**Veri satırları**
○ ○ ○ ○ ○

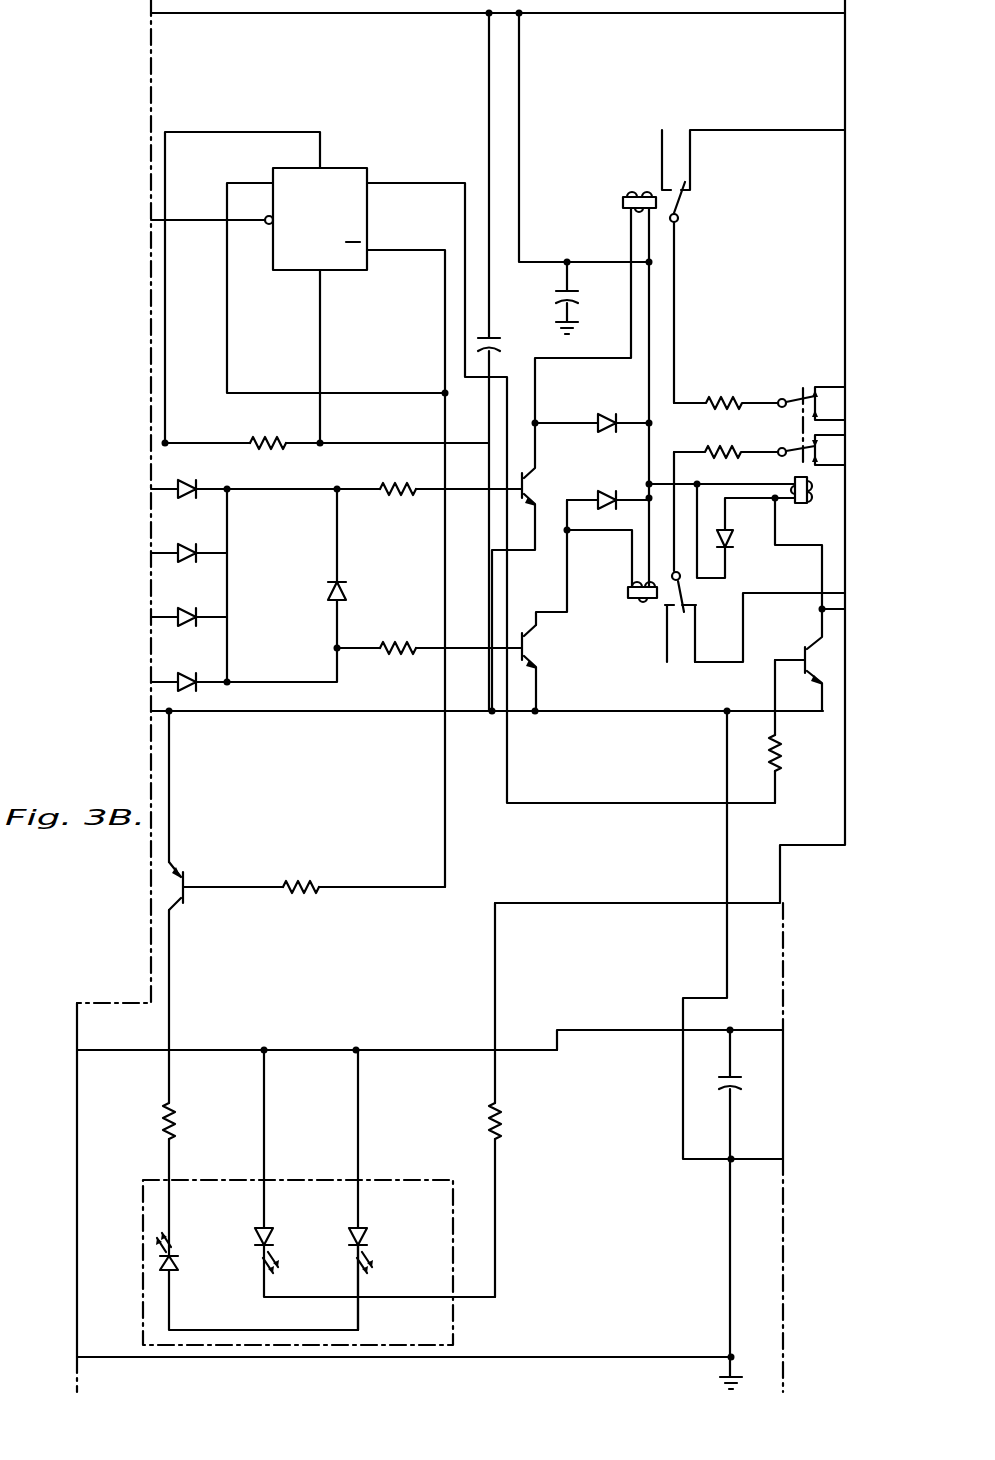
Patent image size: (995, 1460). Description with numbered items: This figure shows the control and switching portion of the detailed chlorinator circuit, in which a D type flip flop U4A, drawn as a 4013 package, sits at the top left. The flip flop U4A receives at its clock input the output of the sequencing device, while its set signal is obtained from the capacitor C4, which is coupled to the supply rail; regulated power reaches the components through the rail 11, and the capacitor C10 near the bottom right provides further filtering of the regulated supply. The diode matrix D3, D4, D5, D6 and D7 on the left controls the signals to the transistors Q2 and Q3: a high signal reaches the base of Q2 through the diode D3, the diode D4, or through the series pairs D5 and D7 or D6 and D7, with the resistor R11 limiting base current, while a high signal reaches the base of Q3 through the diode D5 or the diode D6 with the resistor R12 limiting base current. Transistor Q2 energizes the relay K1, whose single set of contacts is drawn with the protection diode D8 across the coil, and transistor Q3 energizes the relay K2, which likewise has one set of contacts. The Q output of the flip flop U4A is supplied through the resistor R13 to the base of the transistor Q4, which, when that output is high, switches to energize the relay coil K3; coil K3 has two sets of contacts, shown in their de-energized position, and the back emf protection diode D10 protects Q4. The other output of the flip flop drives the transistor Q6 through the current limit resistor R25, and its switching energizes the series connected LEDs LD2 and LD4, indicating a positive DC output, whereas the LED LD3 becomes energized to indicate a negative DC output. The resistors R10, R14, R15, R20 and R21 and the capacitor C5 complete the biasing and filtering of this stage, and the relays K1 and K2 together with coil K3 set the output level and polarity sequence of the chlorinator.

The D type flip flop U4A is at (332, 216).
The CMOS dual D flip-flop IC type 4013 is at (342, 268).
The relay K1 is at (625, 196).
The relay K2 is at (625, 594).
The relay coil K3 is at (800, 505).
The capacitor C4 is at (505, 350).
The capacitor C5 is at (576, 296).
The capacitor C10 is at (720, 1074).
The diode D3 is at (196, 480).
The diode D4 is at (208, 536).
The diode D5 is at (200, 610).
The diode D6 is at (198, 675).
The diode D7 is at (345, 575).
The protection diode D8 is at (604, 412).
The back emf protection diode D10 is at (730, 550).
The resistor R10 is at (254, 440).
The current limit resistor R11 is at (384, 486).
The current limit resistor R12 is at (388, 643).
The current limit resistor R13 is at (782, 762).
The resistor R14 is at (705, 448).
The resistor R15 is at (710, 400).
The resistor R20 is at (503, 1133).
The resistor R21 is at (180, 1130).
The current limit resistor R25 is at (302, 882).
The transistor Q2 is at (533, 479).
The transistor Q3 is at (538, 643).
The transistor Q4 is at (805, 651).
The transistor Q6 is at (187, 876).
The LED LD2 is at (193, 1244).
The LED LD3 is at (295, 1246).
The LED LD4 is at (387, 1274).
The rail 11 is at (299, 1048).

○ ○ ○ ○ ○

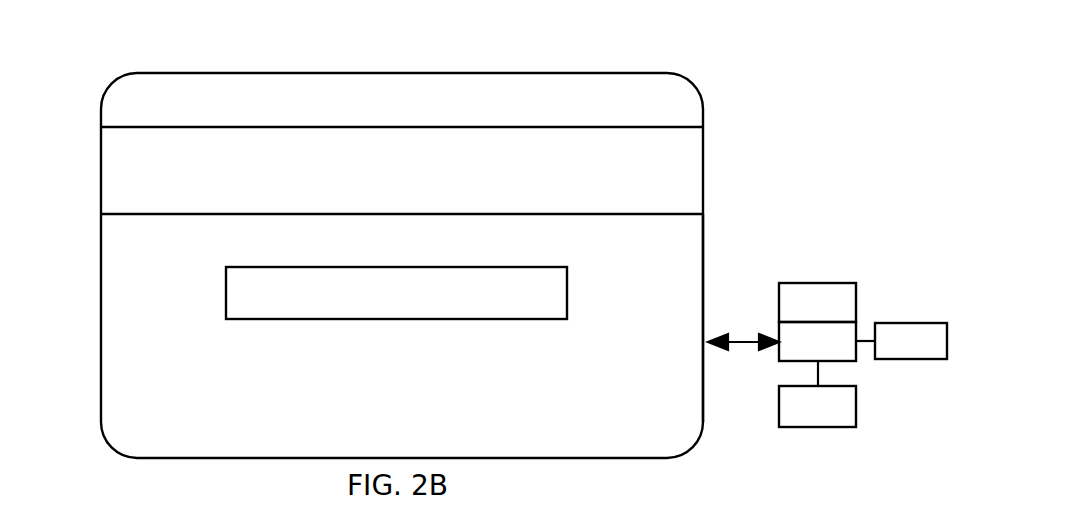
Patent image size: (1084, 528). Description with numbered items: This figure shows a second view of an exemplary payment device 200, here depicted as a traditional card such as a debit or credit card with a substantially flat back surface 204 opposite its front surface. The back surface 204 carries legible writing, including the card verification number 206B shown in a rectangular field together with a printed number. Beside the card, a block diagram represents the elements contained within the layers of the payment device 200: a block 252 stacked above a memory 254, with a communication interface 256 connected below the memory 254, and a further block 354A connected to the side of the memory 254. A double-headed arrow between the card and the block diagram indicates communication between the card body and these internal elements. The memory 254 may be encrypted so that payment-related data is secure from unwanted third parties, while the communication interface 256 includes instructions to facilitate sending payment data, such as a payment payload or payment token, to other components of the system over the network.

○ ○ ○ ○ ○

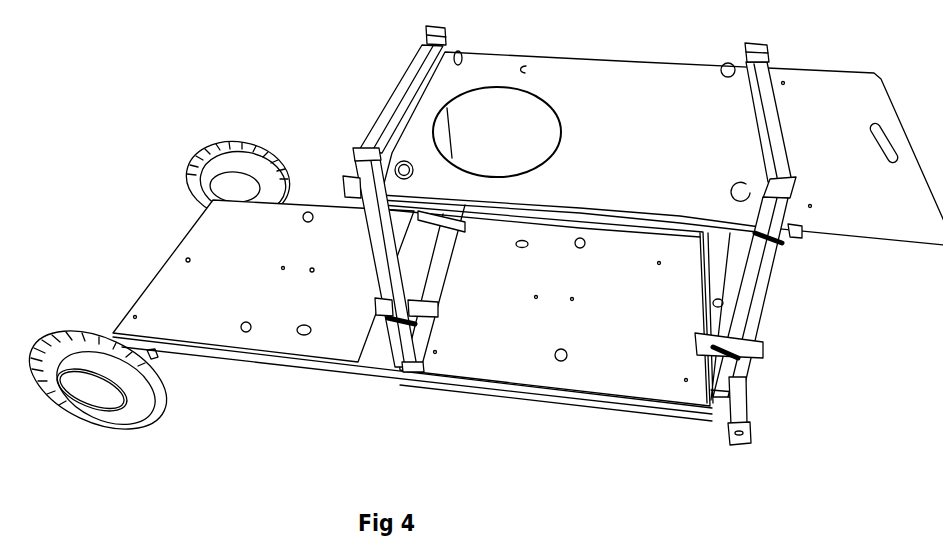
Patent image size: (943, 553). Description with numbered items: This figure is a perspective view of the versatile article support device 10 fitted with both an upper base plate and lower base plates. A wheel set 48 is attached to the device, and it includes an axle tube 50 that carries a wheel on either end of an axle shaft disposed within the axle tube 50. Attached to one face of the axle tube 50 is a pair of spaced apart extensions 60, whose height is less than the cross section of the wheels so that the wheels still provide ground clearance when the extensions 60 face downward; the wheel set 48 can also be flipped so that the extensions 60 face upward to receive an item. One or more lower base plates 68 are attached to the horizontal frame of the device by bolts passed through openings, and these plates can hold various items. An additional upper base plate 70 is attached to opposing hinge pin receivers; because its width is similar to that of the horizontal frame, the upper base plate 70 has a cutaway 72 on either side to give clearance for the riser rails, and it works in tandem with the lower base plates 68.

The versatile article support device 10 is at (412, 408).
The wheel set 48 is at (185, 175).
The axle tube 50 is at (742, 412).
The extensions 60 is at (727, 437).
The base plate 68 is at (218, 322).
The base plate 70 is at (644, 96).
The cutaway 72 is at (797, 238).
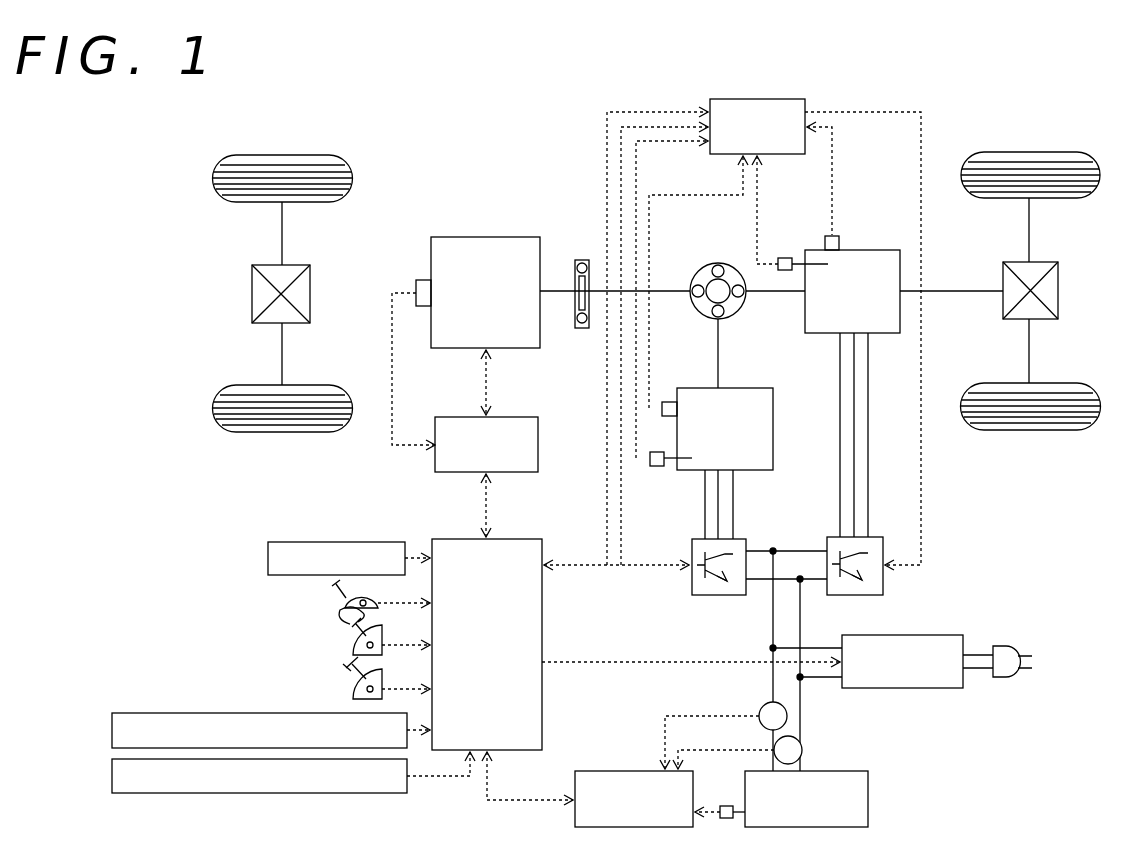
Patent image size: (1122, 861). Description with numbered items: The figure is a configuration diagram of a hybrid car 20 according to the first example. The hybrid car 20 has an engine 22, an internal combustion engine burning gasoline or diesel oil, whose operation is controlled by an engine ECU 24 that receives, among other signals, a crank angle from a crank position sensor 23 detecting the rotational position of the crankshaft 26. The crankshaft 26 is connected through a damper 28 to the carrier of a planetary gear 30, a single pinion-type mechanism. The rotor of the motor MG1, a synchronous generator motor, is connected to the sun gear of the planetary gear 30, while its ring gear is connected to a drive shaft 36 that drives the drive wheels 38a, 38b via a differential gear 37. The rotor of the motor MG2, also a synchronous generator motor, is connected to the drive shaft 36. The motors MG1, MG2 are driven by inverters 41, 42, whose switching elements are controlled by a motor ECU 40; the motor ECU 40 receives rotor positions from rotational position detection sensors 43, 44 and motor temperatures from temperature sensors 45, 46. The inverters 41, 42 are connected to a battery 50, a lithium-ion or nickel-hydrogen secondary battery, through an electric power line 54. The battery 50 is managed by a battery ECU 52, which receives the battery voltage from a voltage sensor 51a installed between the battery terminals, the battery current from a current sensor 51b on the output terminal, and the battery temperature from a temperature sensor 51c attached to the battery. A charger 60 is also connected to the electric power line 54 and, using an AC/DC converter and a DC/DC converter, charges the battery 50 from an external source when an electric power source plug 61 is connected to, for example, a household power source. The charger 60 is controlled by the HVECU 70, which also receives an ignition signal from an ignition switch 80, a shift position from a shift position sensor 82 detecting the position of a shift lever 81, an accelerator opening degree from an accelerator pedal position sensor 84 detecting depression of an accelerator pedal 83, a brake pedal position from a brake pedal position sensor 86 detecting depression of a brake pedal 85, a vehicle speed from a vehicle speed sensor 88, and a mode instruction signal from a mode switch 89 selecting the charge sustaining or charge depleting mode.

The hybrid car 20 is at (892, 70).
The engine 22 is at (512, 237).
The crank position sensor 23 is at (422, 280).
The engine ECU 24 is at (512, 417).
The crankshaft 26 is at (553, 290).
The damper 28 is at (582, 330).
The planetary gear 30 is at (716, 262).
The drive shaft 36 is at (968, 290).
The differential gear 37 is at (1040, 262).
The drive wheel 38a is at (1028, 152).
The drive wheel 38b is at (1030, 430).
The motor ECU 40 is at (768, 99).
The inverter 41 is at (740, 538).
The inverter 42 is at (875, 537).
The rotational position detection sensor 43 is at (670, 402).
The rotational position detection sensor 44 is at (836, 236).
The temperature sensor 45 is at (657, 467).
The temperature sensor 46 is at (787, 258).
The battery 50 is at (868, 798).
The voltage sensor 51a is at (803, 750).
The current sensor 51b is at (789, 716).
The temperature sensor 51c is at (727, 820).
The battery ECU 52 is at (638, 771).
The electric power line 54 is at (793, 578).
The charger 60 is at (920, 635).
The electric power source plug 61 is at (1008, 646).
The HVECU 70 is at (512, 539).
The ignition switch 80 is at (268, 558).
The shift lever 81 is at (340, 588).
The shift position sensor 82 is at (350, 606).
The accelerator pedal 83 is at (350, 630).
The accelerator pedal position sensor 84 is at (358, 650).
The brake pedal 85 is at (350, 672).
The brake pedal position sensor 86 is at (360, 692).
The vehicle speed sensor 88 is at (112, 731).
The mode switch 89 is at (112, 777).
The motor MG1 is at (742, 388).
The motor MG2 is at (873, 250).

○ ○ ○ ○ ○

**Görev tanımı**
"Patent image size: (995, 1460)." ifadesini içeren satırdan "The D type flip flop U4A is at (332, 216)." ifadesini içeren satıra kadar, iki uç satır da dahil olmak üzere, bu satırları hiçbir değişiklik yapmadan yeniden yazın.

**Çözüm**
Patent image size: (995, 1460). Description with numbered items: This figure shows the control and switching portion of the detailed chlorinator circuit, in which a D type flip flop U4A, drawn as a 4013 package, sits at the top left. The flip flop U4A receives at its clock input the output of the sequencing device, while its set signal is obtained from the capacitor C4, which is coupled to the supply rail; regulated power reaches the components through the rail 11, and the capacitor C10 near the bottom right provides further filtering of the regulated supply. The diode matrix D3, D4, D5, D6 and D7 on the left controls the signals to the transistors Q2 and Q3: a high signal reaches the base of Q2 through the diode D3, the diode D4, or through the series pairs D5 and D7 or D6 and D7, with the resistor R11 limiting base current, while a high signal reaches the base of Q3 through the diode D5 or the diode D6 with the resistor R12 limiting base current. Transistor Q2 energizes the relay K1, whose single set of contacts is drawn with the protection diode D8 across the coil, and transistor Q3 energizes the relay K2, which likewise has one set of contacts. The Q output of the flip flop U4A is supplied through the resistor R13 to the base of the transistor Q4, which, when that output is high, switches to energize the relay coil K3; coil K3 has two sets of contacts, shown in their de-energized position, and the back emf protection diode D10 protects Q4. The other output of the flip flop drives the transistor Q6 through the current limit resistor R25, and its switching energizes the series connected LEDs LD2 and LD4, indicating a positive DC output, whereas the LED LD3 becomes energized to indicate a negative DC output. The resistors R10, R14, R15, R20 and R21 and the capacitor C5 complete the biasing and filtering of this stage, and the relays K1 and K2 together with coil K3 set the output level and polarity sequence of the chlorinator.

The D type flip flop U4A is at (332, 216).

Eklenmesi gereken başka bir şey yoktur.